**EXTRACTED INFORMATION**
··········

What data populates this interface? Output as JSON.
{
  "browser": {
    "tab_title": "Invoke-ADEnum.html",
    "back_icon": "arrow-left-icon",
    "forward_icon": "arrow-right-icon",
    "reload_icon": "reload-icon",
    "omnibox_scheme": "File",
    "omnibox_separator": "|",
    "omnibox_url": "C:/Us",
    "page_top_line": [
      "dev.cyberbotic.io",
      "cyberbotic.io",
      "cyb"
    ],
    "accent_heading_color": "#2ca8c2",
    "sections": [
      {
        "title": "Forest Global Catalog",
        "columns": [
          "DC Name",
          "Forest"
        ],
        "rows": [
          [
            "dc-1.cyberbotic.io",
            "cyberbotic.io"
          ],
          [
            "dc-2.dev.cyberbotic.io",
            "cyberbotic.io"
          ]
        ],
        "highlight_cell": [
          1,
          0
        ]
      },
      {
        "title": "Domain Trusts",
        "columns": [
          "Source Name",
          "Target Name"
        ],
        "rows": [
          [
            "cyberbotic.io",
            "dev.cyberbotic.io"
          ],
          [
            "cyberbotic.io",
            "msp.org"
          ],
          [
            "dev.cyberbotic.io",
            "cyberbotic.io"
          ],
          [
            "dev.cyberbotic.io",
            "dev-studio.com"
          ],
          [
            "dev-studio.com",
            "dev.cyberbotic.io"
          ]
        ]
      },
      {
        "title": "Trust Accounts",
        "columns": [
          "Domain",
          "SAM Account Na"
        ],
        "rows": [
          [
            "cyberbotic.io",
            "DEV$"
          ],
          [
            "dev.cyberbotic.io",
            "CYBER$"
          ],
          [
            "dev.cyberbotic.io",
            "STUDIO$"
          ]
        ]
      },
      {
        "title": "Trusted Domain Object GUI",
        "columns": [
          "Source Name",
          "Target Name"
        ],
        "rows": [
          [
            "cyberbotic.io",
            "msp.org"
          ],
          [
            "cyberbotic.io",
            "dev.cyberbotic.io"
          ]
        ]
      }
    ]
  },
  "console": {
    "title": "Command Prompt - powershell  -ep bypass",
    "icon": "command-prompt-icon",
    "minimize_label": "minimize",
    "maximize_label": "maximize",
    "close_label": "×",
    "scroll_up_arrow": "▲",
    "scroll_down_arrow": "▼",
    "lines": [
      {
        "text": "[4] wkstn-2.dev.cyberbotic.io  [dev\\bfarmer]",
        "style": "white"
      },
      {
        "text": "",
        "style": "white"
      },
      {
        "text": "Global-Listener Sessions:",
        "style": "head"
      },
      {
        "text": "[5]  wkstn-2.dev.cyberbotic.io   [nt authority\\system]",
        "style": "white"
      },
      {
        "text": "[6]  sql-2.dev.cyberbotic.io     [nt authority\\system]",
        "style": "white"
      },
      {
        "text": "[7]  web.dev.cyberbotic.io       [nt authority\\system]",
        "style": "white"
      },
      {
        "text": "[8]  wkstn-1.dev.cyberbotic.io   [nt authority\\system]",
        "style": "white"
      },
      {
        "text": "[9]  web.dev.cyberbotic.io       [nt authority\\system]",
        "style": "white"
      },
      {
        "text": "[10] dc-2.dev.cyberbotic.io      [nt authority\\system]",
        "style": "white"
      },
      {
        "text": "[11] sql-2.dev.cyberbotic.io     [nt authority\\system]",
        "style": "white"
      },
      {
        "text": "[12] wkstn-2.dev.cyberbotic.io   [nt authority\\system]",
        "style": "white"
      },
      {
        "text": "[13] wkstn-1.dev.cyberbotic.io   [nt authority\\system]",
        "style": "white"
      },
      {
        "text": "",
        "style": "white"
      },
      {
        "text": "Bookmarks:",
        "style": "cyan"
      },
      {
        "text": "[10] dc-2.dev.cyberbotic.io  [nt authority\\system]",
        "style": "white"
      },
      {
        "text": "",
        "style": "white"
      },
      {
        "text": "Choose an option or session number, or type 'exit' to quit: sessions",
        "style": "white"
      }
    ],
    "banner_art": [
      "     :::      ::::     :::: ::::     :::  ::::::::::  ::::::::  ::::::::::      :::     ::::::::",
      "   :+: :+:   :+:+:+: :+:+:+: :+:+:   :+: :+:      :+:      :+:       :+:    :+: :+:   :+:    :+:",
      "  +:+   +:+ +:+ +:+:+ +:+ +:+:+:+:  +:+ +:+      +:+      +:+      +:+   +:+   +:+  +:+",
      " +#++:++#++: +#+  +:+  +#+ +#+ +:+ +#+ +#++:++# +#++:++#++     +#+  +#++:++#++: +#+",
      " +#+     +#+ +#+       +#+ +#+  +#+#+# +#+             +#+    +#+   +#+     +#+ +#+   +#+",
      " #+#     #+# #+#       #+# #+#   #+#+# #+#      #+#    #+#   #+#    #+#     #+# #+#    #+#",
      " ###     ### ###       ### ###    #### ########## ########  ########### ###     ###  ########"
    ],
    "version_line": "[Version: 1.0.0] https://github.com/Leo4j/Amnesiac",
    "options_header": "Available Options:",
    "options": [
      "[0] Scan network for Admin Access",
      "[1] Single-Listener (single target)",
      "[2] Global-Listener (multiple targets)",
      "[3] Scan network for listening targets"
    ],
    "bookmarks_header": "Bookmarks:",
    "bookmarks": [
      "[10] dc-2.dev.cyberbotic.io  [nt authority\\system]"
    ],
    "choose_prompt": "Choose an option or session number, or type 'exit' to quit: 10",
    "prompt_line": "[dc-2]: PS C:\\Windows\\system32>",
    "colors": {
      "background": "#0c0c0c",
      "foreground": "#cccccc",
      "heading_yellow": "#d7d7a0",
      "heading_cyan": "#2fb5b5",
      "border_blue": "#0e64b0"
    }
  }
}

··········

**THE TASK**
Search the data for the string "icon" and copy each line where it appears.

**EXERCISE OUTPUT**
    "back_icon": "arrow-left-icon",
    "forward_icon": "arrow-right-icon",
    "reload_icon": "reload-icon",
    "icon": "command-prompt-icon",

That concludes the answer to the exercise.